*Directions for this task*
Starting at the line that contains "svg-text:1: 1 bbox=[404, 657, 412, 673]" and continuing through the end of the rows below, render each nonblank line as a Markdown table. Use two columns: Index, which numbers the lines, and Text, which holds each line.

*Provided records*
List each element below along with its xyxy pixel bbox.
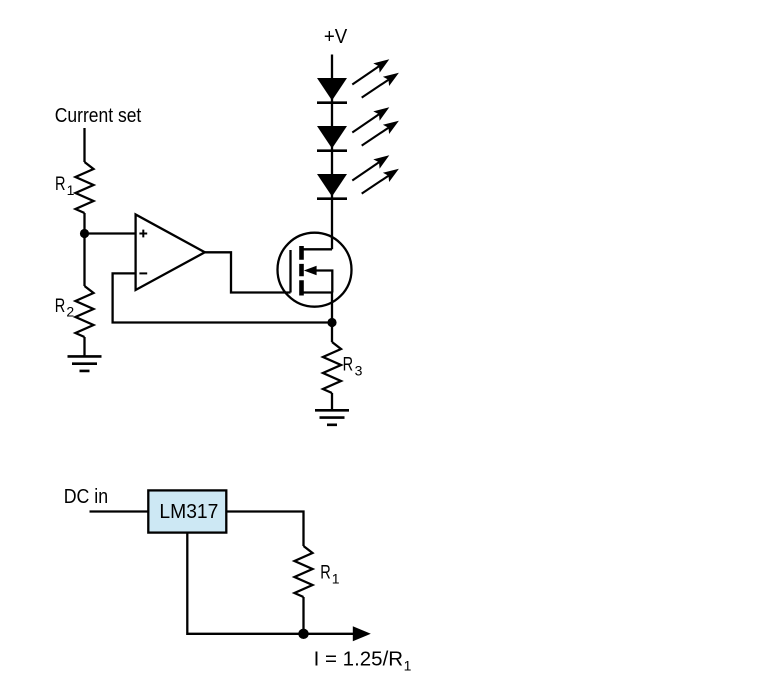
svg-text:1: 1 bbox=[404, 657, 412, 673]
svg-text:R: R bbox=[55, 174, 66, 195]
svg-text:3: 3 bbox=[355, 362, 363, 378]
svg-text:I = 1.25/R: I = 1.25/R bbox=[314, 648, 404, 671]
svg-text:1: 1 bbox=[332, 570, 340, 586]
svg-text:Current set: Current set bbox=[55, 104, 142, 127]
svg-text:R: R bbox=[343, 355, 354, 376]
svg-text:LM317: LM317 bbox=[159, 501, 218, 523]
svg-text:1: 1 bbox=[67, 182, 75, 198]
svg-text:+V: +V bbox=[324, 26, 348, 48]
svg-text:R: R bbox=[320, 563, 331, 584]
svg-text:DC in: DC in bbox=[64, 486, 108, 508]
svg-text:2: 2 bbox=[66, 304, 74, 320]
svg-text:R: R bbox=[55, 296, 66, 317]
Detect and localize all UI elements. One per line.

*Right answer*
| Index | Text |
|---|---|
| 1 | svg-text:1: 1 bbox=[404, 657, 412, 673] |
| 2 | svg-text:R: R bbox=[55, 174, 66, 195] |
| 3 | svg-text:3: 3 bbox=[355, 362, 363, 378] |
| 4 | svg-text:I = 1.25/R: I = 1.25/R bbox=[314, 648, 404, 671] |
| 5 | svg-text:1: 1 bbox=[332, 570, 340, 586] |
| 6 | svg-text:Current set: Current set bbox=[55, 104, 142, 127] |
| 7 | svg-text:R: R bbox=[343, 355, 354, 376] |
| 8 | svg-text:LM317: LM317 bbox=[159, 501, 218, 523] |
| 9 | svg-text:1: 1 bbox=[67, 182, 75, 198] |
| 10 | svg-text:+V: +V bbox=[324, 26, 348, 48] |
| 11 | svg-text:R: R bbox=[320, 563, 331, 584] |
| 12 | svg-text:DC in: DC in bbox=[64, 486, 108, 508] |
| 13 | svg-text:2: 2 bbox=[66, 304, 74, 320] |
| 14 | svg-text:R: R bbox=[55, 296, 66, 317] |
| 15 | Detect and localize all UI elements. One per line. |